(Dataset entries)
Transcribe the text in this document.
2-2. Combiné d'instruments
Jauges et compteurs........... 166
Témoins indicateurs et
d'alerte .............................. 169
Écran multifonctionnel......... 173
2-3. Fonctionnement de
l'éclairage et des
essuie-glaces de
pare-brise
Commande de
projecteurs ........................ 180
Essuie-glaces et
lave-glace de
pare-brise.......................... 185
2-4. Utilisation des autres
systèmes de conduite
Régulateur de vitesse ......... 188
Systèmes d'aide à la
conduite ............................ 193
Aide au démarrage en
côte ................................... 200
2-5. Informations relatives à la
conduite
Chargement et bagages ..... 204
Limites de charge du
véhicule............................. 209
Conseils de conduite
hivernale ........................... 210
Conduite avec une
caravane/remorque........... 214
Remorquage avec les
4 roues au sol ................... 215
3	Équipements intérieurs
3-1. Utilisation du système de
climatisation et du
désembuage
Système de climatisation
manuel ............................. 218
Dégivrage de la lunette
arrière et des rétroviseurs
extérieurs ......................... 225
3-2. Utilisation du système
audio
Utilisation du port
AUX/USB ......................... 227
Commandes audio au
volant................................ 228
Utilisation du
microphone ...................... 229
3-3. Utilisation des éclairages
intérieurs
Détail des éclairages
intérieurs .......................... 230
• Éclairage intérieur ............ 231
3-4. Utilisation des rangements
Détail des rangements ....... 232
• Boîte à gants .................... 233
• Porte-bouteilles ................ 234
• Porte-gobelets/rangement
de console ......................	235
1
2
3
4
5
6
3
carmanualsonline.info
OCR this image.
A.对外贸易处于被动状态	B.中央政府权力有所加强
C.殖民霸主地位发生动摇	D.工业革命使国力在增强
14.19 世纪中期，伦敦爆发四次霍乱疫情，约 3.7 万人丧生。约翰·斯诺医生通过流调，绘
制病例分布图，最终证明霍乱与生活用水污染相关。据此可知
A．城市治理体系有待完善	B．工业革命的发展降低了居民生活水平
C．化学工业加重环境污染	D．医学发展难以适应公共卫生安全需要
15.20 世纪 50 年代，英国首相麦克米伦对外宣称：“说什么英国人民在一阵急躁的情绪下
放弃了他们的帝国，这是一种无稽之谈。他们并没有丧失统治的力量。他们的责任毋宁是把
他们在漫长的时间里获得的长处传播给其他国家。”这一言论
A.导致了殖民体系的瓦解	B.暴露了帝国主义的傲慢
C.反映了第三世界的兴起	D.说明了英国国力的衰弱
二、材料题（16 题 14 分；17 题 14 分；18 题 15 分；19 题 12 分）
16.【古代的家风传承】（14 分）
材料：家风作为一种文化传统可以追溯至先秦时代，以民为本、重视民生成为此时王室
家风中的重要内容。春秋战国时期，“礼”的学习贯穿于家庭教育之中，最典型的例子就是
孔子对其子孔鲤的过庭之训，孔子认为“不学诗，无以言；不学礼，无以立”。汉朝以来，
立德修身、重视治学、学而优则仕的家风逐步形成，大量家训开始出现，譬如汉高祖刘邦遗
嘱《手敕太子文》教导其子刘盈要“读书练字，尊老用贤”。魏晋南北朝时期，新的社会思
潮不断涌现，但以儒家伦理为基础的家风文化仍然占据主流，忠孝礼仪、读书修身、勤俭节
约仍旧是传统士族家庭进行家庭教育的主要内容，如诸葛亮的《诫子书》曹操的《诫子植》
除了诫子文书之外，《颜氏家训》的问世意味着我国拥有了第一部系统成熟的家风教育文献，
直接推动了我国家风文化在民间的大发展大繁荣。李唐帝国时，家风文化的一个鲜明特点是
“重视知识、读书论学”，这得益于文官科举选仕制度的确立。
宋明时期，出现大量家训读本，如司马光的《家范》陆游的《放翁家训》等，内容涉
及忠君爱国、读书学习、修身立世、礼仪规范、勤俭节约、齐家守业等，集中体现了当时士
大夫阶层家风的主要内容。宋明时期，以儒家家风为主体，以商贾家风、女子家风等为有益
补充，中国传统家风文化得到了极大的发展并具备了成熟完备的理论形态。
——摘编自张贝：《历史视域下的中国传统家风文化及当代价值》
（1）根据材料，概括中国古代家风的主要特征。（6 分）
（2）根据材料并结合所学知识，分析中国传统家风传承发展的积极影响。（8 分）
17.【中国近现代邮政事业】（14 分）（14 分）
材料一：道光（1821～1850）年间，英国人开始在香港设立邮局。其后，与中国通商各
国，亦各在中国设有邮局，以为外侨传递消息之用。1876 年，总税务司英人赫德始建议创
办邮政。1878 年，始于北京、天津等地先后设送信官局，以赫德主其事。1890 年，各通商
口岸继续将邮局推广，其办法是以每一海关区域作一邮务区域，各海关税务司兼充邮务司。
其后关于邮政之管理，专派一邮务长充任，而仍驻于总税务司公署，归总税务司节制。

**What is asked**
Take every line containing the word "climatisation" and copy it.

**Output below**
climatisation et du
Système de climatisation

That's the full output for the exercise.